Exercise details:
Count how many lines hold the word "социальных" and give that number as the whole answer.

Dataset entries

****

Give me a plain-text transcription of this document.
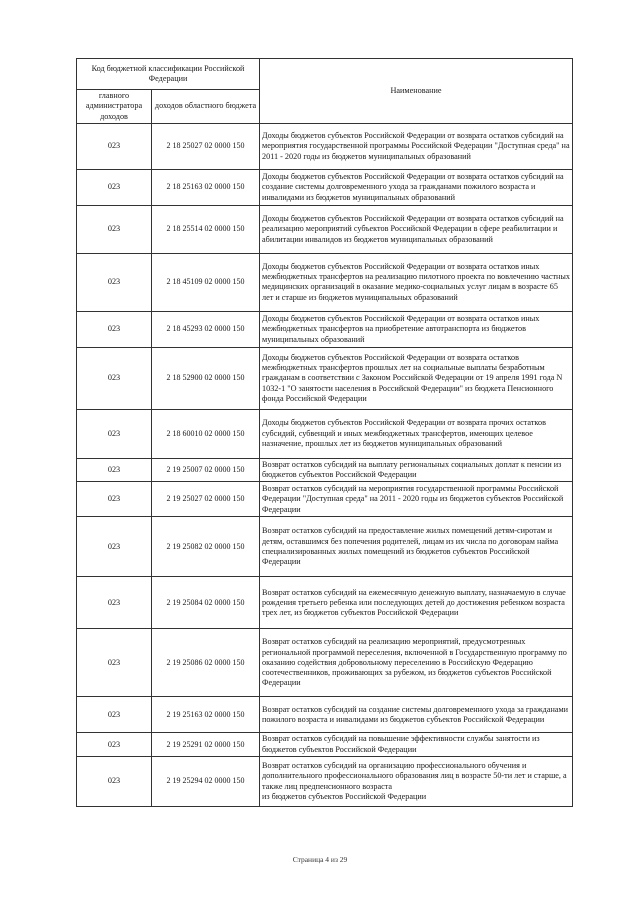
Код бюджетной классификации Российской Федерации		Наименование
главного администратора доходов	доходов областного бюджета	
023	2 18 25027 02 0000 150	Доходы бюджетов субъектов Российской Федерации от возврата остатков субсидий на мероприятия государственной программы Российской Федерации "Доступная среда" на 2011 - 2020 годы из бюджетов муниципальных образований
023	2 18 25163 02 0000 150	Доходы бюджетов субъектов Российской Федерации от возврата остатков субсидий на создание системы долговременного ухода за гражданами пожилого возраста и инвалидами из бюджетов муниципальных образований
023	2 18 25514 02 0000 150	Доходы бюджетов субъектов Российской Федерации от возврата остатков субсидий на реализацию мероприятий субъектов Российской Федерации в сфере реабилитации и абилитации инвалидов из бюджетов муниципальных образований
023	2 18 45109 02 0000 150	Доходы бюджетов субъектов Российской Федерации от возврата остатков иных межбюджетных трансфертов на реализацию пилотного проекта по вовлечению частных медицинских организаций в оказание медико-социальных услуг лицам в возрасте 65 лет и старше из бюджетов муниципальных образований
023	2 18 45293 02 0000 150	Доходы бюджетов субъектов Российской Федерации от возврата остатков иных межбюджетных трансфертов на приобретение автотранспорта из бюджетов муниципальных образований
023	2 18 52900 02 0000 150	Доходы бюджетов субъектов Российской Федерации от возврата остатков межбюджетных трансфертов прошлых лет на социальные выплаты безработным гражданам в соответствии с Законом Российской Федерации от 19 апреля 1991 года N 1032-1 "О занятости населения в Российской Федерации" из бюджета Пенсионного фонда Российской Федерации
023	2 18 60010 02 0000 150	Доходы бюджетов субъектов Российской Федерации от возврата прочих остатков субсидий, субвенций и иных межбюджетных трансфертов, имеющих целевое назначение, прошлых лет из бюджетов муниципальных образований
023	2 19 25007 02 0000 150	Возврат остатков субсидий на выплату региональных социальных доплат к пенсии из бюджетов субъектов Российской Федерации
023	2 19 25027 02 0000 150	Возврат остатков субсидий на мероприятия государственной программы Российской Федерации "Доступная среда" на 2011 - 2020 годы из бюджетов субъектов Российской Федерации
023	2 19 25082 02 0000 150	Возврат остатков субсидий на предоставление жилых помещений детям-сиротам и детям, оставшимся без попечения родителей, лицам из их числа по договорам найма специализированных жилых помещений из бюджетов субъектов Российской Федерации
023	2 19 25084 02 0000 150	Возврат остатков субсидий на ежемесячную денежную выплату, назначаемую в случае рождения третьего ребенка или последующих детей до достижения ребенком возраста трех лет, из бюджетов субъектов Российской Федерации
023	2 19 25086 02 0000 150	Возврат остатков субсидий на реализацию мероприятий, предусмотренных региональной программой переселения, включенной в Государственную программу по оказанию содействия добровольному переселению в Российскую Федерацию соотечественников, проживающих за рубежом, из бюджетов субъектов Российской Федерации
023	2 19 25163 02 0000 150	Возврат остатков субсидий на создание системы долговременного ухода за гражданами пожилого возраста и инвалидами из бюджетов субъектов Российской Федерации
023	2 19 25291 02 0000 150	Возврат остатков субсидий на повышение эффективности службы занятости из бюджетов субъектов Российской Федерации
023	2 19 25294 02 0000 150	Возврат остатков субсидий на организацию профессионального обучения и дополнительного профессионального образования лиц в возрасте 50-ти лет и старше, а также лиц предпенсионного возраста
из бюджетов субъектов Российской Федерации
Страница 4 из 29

****

Solution to the exercise:
2